▶ [Information provided]:
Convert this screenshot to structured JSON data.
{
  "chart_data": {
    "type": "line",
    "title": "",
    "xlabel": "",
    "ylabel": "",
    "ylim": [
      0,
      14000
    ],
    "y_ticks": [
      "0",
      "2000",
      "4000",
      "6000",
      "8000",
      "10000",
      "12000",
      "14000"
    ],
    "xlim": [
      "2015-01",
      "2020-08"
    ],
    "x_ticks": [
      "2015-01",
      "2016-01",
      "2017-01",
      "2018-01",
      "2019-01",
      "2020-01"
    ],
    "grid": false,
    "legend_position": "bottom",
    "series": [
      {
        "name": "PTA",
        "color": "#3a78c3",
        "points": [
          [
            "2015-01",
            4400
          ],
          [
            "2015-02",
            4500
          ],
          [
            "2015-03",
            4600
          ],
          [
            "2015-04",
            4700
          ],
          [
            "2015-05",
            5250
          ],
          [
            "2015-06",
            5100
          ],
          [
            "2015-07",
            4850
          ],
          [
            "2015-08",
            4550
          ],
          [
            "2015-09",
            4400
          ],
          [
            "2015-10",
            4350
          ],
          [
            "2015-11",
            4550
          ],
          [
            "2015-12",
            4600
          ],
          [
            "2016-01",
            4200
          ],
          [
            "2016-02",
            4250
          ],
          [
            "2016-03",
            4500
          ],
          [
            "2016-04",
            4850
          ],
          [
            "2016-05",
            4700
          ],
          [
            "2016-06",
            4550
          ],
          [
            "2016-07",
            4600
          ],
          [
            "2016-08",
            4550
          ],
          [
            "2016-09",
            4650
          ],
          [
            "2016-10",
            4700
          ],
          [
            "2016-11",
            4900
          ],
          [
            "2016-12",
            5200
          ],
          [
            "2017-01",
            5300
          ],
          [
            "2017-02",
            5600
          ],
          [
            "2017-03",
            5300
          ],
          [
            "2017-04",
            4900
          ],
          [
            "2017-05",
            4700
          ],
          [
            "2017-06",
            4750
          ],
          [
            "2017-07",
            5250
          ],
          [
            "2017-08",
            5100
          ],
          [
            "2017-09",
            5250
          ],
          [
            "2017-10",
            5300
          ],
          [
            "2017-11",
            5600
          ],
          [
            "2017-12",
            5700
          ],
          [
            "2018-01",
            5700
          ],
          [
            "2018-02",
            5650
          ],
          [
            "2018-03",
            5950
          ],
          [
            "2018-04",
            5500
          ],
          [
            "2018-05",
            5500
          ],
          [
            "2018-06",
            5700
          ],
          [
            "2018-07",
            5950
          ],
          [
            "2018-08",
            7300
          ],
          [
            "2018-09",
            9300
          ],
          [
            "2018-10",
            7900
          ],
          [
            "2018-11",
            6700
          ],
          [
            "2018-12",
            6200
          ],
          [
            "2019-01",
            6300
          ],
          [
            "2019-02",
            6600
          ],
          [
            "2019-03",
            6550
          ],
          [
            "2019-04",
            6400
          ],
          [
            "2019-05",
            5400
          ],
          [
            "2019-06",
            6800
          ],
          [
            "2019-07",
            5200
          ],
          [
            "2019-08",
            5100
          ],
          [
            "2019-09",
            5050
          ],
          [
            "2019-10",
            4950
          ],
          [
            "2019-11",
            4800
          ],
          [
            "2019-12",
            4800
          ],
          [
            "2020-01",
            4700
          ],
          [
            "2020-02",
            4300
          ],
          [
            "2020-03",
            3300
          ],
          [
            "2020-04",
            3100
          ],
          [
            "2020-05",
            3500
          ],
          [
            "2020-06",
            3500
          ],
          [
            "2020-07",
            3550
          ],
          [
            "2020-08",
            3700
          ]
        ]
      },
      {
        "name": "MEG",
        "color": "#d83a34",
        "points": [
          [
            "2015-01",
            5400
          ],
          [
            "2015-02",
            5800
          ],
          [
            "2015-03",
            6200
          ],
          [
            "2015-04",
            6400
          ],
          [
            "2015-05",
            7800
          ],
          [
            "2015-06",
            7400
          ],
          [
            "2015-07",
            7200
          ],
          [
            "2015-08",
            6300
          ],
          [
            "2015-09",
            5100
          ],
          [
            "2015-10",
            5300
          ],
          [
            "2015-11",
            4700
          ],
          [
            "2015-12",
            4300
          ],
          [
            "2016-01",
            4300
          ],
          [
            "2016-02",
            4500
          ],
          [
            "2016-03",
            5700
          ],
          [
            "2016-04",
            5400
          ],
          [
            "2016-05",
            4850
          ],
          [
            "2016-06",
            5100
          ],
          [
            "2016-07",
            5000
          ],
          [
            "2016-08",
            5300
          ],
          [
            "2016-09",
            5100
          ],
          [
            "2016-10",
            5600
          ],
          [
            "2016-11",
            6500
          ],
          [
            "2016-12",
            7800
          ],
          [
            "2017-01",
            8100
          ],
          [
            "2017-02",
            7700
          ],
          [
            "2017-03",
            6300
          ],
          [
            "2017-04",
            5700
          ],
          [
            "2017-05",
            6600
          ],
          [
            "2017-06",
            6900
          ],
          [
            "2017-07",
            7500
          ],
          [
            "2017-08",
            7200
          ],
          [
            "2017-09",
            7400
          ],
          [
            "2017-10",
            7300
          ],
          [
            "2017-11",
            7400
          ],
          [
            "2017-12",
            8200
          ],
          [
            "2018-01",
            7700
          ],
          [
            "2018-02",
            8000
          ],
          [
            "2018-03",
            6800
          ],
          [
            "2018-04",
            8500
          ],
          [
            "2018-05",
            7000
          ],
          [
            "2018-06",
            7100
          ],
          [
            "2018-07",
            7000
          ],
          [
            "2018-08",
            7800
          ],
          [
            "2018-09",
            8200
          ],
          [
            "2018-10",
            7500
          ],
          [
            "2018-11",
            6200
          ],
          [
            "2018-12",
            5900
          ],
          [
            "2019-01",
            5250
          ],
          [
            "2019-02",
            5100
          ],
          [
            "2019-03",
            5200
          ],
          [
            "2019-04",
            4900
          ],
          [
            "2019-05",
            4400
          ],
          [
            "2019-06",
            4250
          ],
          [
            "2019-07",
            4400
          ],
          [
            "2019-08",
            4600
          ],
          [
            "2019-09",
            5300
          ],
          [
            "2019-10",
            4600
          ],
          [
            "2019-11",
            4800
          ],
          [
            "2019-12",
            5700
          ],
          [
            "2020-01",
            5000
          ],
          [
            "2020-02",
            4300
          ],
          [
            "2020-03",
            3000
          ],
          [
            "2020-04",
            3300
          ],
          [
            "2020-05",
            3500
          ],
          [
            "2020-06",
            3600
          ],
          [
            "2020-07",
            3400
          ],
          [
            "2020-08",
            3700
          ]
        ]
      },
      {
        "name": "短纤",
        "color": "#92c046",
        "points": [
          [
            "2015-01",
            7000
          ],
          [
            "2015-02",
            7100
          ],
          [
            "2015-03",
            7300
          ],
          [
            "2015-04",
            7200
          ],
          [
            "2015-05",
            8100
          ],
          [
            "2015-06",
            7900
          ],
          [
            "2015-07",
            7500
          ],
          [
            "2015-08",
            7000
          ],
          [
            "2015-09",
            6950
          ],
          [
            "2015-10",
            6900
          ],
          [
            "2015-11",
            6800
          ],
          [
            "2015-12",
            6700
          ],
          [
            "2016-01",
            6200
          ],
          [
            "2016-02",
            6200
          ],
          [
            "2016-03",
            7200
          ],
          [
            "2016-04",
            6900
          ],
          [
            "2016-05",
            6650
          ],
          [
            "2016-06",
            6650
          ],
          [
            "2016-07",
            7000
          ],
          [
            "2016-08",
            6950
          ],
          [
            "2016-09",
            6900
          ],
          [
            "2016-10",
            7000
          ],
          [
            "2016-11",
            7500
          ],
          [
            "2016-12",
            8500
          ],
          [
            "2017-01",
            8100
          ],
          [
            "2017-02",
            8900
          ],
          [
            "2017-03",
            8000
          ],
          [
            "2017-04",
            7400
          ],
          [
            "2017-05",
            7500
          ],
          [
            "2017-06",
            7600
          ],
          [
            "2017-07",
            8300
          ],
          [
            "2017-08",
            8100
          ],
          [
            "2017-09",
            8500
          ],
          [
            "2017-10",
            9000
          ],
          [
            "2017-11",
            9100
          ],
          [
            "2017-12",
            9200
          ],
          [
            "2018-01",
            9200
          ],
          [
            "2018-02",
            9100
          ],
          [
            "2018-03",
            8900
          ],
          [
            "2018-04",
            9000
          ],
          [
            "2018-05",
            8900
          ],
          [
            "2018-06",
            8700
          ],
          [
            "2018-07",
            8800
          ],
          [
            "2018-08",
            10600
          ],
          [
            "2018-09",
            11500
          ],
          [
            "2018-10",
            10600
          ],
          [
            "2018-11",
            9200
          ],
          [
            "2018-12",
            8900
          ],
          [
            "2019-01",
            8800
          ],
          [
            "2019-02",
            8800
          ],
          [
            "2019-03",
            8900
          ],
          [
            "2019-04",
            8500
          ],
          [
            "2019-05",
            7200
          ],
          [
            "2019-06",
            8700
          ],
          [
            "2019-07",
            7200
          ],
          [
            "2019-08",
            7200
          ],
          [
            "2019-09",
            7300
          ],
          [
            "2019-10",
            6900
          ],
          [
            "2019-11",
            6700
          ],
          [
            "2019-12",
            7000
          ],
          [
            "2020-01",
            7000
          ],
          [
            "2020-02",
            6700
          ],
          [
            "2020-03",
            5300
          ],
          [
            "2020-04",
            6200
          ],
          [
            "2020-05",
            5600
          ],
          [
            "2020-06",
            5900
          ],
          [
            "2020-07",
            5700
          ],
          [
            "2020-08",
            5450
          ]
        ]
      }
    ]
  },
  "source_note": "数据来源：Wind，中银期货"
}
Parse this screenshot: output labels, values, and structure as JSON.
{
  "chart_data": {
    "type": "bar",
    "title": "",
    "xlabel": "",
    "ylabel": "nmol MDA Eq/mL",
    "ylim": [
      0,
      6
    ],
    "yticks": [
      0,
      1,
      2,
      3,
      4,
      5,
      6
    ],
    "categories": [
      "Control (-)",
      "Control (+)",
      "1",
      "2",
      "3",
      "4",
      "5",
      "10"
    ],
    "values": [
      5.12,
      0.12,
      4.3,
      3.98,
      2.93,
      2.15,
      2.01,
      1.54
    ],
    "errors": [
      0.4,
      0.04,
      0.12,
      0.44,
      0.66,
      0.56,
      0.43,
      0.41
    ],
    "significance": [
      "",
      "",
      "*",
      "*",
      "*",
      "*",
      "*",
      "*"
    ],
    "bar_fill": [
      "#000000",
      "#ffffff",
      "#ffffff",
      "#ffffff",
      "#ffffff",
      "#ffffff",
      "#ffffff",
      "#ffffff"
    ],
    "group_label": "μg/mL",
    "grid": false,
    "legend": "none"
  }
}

▶ [Given problem]: Copy every line above that holds the word "values".

▶ [Finished exercise]:
Parse this screenshot: output labels, values, and structure as JSON.
    "values": [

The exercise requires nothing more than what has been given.